◆ **YOUR TASK**
Collect the lines of the entries where "необходимость" shows up.

◆ **GIVEN DATA**
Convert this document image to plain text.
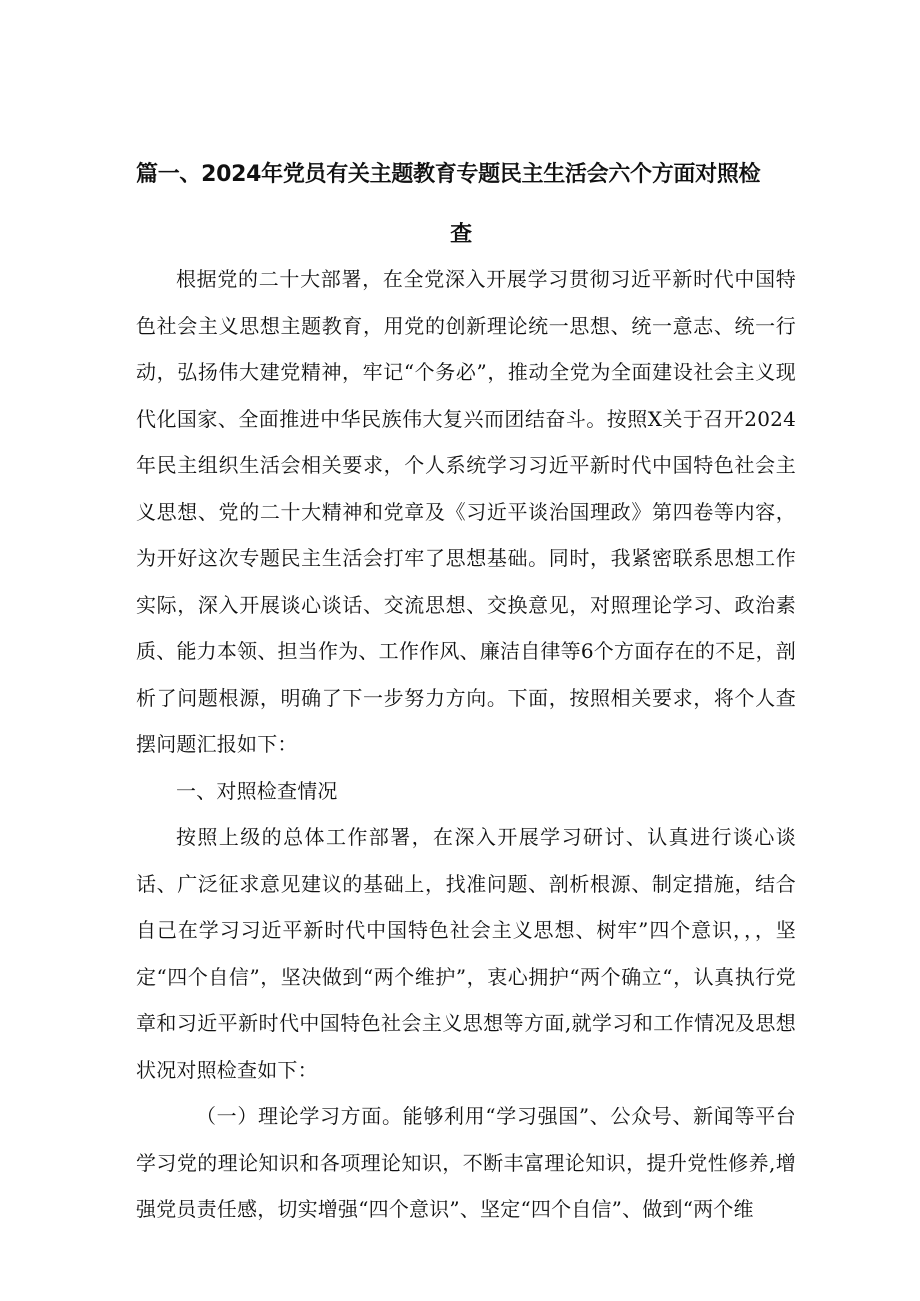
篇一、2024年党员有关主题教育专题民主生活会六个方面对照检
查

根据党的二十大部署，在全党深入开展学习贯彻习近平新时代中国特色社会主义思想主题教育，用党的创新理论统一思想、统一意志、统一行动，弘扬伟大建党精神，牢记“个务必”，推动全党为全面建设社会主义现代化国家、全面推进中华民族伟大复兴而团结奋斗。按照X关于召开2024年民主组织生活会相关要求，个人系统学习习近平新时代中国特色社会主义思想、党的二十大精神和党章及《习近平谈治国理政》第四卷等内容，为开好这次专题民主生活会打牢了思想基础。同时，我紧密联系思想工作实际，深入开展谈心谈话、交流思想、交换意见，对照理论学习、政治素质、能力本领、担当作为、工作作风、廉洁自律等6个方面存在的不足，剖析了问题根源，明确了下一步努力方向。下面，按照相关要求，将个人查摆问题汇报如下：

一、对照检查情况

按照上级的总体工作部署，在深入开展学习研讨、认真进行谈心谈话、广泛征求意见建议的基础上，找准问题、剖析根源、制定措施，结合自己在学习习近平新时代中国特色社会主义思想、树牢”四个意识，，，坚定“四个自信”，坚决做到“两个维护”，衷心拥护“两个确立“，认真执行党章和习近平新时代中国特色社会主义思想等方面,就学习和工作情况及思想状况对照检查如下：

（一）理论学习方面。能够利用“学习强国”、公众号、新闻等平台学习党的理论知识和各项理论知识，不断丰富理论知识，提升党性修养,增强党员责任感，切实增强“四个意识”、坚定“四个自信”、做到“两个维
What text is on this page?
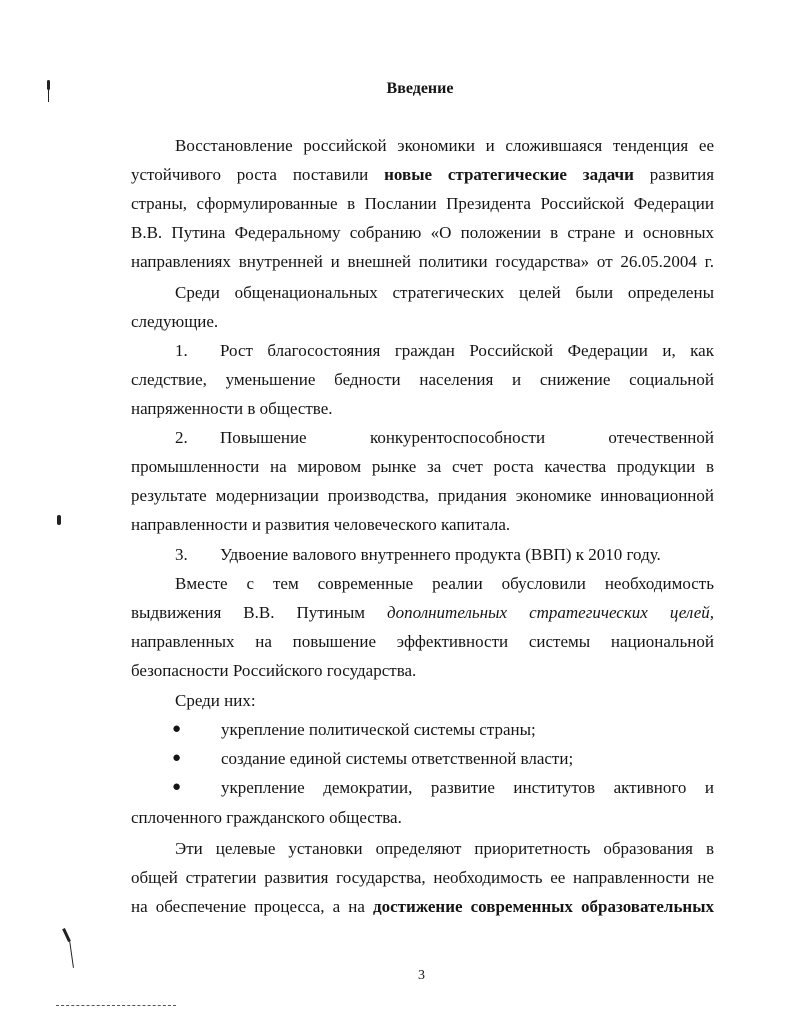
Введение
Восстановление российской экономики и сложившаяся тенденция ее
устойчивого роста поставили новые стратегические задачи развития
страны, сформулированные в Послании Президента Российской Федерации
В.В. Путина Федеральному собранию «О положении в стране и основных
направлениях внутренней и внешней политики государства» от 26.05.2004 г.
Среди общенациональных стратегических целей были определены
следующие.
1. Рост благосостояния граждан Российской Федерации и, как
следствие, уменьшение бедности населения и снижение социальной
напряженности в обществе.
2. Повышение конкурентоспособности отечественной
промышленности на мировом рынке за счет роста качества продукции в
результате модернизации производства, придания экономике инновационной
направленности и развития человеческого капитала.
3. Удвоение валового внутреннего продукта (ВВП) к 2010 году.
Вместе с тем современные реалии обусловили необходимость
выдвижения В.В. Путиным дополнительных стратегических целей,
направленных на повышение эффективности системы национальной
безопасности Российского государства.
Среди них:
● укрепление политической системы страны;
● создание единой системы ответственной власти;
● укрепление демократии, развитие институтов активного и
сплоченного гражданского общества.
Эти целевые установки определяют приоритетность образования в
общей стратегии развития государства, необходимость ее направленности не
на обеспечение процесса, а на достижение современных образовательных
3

==

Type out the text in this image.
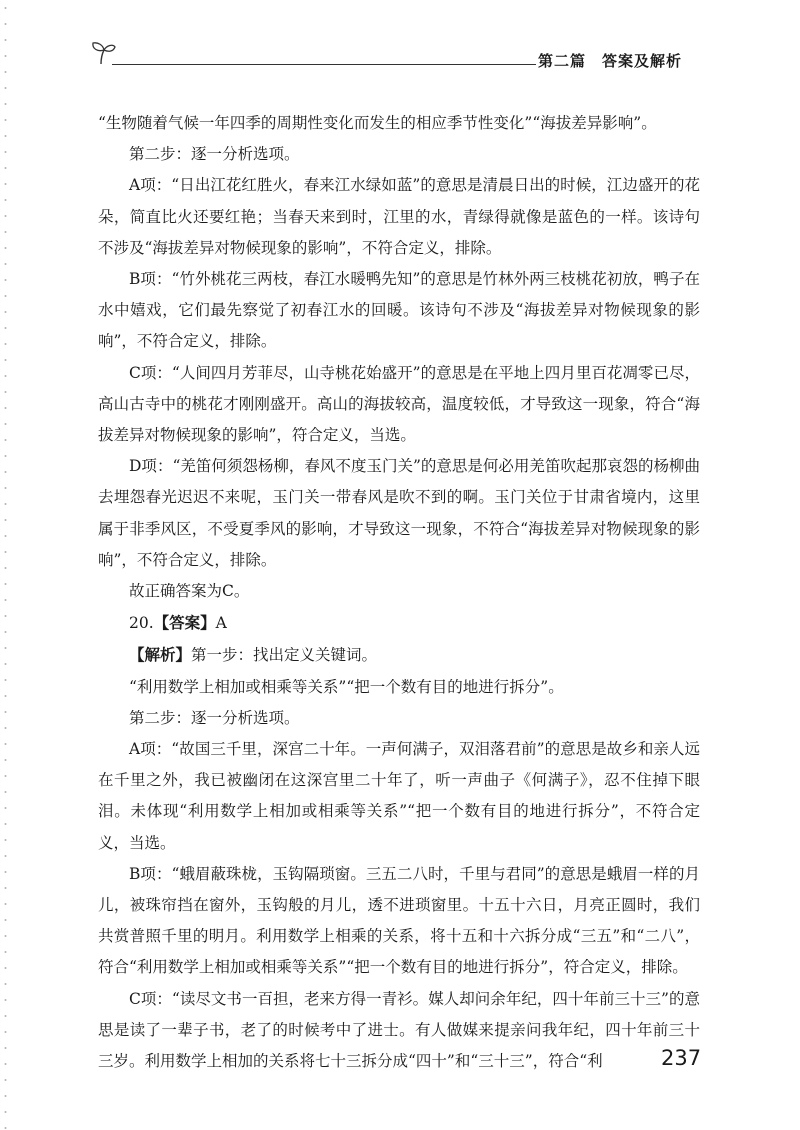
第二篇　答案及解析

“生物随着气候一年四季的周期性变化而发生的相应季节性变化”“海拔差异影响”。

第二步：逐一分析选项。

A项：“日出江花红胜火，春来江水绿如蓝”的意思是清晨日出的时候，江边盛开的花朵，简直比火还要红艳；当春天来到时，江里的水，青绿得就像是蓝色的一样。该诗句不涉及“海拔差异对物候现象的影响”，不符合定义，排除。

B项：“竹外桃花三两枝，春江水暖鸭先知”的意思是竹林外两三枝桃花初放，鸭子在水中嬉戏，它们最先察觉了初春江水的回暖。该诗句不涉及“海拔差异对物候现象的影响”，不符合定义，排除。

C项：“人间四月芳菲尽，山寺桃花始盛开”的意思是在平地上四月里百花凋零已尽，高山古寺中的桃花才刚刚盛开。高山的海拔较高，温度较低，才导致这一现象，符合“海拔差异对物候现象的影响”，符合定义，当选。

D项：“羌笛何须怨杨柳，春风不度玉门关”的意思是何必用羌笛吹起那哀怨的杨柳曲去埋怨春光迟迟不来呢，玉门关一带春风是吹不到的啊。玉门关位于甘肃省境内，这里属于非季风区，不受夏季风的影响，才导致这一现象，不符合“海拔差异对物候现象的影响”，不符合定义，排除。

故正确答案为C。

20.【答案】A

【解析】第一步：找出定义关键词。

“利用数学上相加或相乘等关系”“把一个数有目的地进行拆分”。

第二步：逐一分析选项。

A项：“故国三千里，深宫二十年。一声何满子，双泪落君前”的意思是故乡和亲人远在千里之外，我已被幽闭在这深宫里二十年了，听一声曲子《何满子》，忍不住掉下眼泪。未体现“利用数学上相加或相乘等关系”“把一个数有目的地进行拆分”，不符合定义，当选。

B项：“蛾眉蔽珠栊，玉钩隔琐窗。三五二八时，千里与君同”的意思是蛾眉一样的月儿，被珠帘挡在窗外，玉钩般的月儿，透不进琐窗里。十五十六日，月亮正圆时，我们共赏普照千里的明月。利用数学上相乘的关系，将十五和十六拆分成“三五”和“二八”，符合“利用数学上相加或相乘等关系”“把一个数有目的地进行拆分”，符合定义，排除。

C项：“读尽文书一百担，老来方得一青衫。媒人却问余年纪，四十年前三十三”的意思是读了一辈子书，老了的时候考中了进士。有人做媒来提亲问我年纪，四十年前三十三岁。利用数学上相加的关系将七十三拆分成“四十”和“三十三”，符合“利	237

◆ **ANSWER TO THIS TASK**
Вместе с тем современные реалии обусловили необходимость
общей стратегии развития государства, необходимость ее направленности не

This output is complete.